**Exercise directions**
Check every line of the material below for "Услуги". Give the number of lines that have it, and only that.

**Input**

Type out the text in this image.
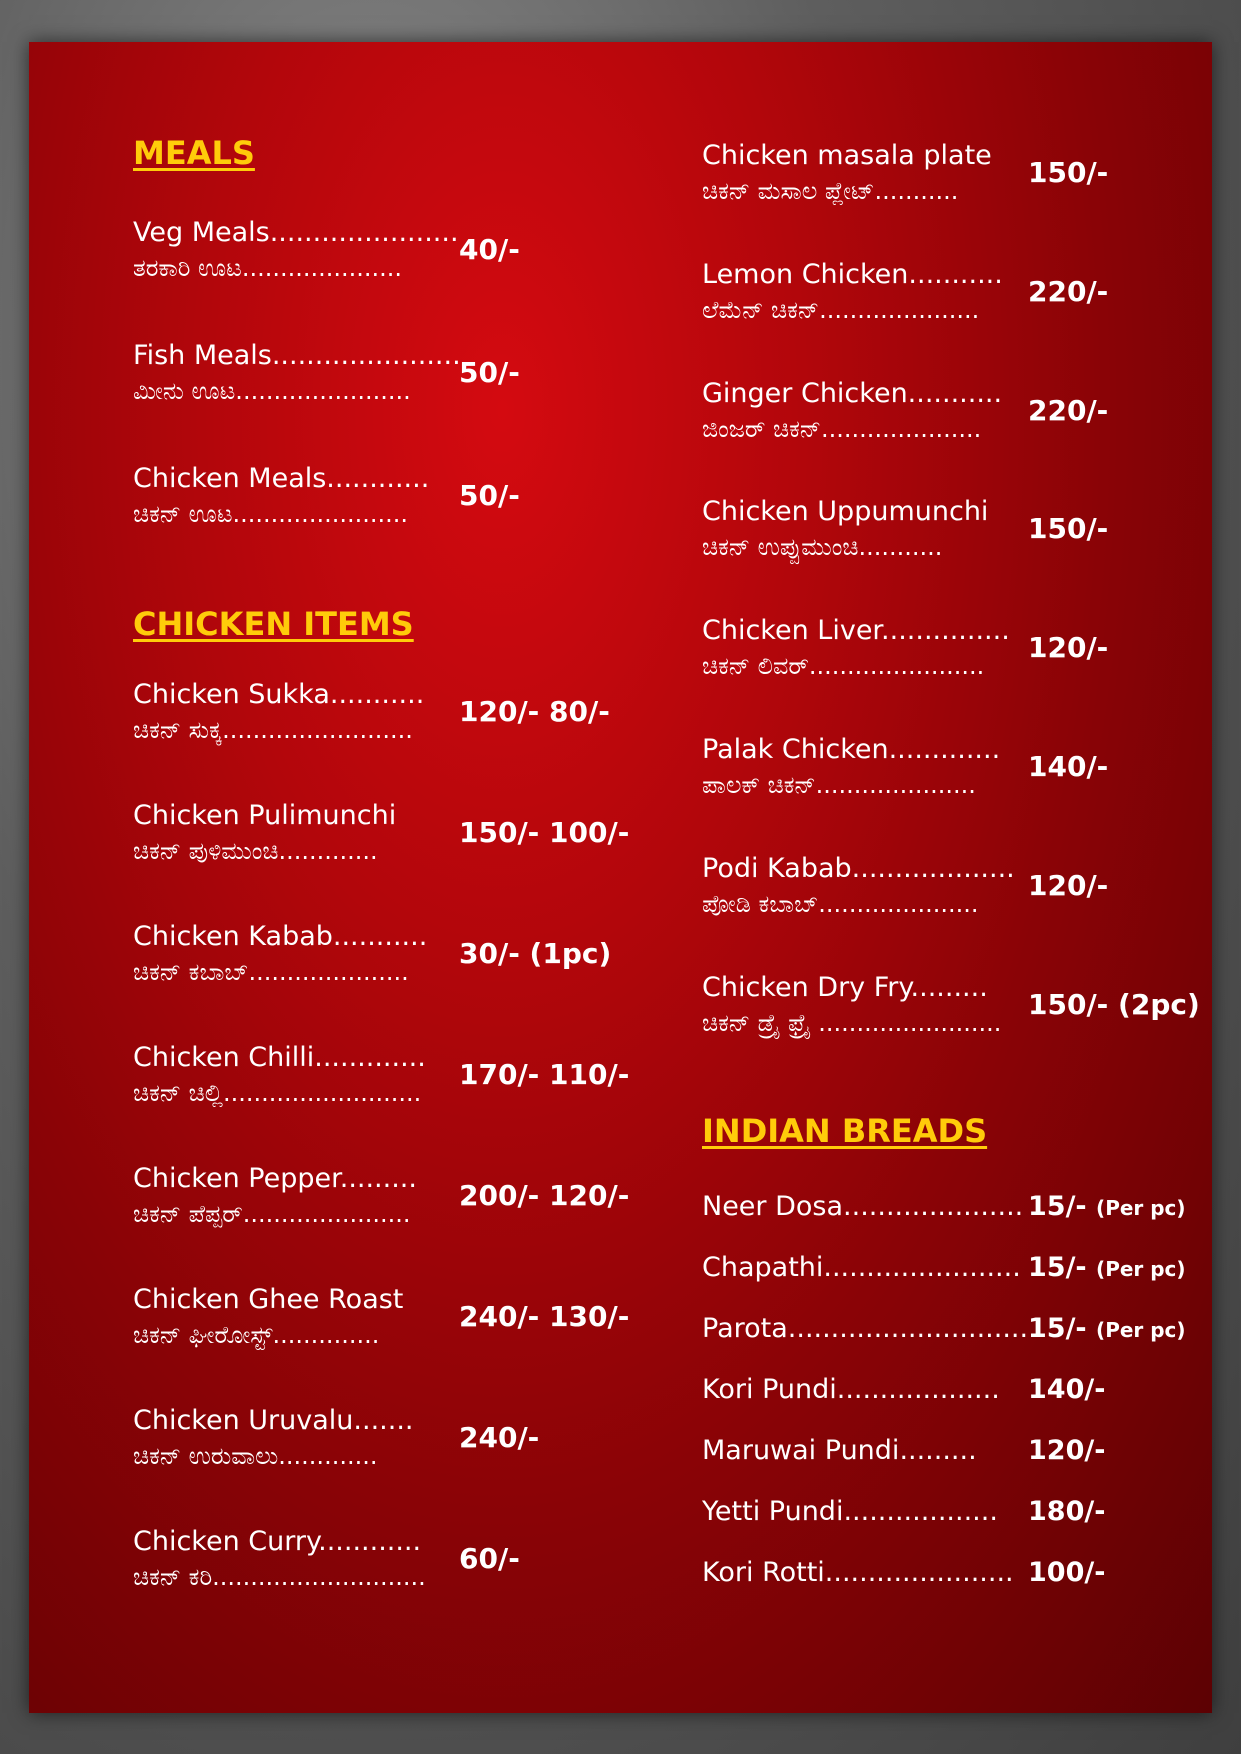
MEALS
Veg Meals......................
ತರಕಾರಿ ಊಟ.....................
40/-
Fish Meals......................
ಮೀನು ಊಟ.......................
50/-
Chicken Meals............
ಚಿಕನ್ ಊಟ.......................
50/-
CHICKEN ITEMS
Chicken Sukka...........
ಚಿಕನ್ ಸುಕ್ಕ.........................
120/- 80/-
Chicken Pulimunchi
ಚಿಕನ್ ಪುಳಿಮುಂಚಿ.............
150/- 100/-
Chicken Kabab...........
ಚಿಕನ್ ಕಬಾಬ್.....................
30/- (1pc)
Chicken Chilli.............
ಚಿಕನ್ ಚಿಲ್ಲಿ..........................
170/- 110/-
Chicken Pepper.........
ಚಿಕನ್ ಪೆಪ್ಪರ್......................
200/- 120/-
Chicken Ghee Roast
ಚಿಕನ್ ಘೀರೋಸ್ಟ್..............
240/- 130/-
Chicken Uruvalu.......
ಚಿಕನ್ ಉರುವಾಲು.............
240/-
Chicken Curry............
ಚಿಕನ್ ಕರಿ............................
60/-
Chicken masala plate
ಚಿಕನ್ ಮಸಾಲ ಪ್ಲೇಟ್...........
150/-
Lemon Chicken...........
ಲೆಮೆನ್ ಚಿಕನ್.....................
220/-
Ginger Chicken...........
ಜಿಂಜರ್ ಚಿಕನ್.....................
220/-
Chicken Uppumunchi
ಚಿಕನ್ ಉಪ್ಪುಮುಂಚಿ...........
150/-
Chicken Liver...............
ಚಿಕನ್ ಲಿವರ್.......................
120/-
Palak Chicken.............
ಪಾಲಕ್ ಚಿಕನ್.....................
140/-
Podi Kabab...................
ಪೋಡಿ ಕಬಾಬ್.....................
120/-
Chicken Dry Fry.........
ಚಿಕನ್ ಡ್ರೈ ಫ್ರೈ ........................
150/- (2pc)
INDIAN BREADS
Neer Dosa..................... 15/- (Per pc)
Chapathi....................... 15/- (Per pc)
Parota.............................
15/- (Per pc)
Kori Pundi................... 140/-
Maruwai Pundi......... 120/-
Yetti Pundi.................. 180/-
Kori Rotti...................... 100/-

* * *

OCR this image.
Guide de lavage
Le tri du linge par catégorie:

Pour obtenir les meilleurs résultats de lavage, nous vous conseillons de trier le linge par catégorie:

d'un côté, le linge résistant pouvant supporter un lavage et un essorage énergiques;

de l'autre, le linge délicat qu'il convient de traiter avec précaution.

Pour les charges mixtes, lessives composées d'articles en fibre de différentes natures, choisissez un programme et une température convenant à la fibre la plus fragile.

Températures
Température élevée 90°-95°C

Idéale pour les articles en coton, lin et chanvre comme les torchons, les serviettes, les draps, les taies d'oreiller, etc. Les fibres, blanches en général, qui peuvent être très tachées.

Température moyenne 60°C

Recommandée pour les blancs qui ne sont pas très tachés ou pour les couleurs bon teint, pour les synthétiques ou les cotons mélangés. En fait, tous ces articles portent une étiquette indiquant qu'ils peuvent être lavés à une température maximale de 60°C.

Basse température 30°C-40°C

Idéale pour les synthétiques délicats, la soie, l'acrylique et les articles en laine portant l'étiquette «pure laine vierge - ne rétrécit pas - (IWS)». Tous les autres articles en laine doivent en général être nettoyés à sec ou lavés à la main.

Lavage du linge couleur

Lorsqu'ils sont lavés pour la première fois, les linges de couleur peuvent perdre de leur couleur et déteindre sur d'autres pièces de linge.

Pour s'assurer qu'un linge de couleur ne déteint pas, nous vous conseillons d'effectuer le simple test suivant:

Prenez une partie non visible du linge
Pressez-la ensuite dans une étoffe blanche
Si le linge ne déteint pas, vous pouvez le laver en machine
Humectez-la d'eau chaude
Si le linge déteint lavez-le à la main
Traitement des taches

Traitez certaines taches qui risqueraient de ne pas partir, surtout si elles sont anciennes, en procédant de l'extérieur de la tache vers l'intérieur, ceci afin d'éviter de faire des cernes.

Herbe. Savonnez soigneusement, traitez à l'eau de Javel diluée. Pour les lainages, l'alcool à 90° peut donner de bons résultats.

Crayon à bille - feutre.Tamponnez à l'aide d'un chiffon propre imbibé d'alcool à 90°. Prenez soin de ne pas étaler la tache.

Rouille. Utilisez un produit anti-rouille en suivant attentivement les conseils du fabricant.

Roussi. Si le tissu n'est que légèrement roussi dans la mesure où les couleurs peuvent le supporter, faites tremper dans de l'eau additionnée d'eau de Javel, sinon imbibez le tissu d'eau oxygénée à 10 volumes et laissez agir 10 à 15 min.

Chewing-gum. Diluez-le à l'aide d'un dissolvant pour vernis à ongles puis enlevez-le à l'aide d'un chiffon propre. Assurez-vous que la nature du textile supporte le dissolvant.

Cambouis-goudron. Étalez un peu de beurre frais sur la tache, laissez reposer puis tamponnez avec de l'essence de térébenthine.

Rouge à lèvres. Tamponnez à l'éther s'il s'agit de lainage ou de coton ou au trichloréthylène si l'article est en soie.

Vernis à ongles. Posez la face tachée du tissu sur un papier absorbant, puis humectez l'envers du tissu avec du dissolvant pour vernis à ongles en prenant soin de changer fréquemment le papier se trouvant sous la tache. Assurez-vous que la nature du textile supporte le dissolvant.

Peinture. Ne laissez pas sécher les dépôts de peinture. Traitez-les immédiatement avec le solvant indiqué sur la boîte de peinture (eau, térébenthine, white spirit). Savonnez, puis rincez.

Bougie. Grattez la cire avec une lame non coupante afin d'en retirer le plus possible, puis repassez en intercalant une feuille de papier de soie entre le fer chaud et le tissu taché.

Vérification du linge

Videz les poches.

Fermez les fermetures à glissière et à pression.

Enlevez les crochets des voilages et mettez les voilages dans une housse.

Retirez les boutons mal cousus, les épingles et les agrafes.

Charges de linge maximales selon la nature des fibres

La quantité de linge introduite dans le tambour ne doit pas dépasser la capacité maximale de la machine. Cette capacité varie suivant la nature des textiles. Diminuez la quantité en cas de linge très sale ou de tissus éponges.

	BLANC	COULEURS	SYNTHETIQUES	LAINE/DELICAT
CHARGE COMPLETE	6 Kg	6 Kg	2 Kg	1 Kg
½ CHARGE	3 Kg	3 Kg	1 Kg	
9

...

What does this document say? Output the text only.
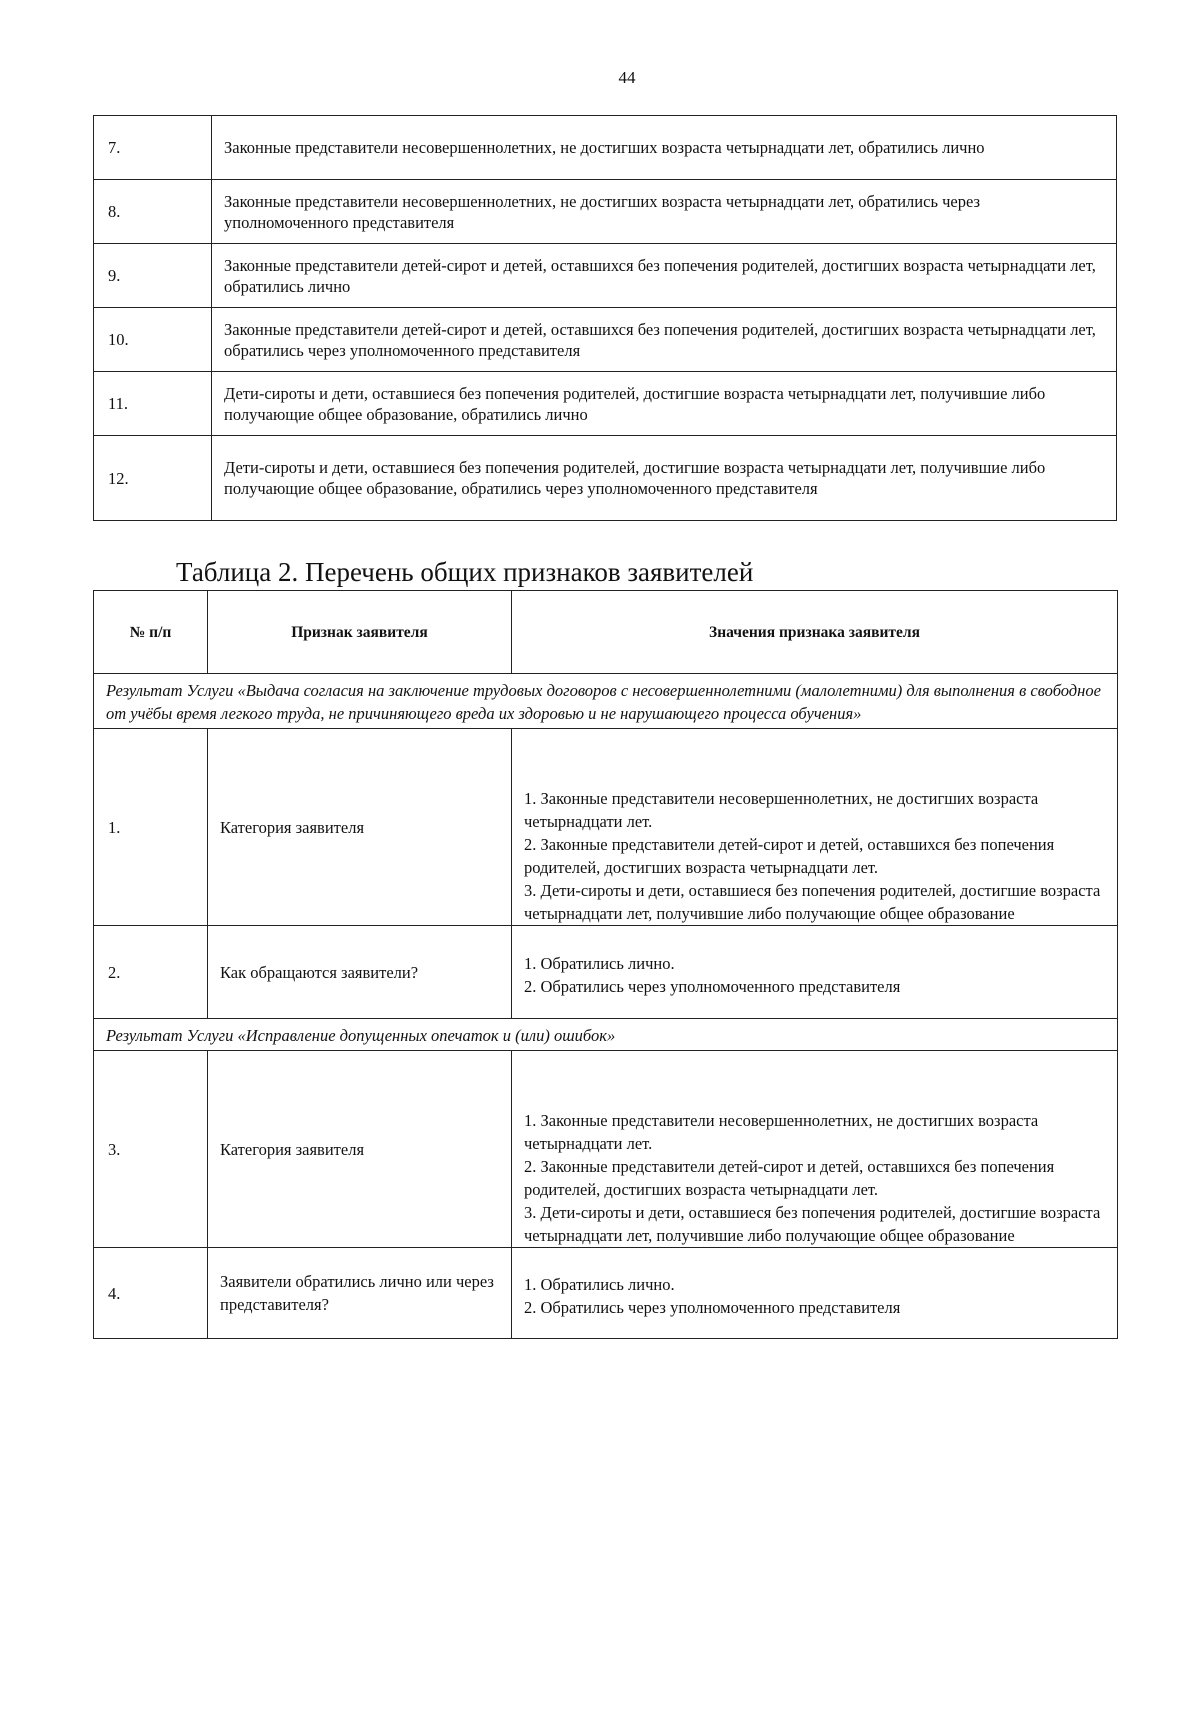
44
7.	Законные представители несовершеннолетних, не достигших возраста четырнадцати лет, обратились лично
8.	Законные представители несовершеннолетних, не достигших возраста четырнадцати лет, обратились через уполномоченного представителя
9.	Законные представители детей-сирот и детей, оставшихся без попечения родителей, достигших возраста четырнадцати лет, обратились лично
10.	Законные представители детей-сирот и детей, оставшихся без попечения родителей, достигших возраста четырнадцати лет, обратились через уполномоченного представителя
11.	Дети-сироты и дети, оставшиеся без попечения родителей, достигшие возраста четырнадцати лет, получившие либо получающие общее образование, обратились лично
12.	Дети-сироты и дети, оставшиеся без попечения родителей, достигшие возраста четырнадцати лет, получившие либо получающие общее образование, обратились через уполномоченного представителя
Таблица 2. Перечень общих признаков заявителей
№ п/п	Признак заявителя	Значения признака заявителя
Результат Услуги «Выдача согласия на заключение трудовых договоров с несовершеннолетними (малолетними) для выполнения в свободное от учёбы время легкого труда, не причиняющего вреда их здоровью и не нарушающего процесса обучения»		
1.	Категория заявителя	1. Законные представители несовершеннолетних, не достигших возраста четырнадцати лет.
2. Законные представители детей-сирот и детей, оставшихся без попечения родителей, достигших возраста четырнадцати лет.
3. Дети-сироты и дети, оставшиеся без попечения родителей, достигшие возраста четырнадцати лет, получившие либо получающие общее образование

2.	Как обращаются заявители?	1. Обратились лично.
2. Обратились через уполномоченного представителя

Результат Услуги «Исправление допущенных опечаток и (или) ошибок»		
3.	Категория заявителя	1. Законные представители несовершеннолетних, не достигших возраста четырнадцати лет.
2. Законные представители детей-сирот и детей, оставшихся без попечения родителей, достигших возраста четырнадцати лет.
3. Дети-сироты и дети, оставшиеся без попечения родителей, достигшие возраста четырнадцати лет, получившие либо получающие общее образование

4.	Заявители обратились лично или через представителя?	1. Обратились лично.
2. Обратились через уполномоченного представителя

**Complete answer**
2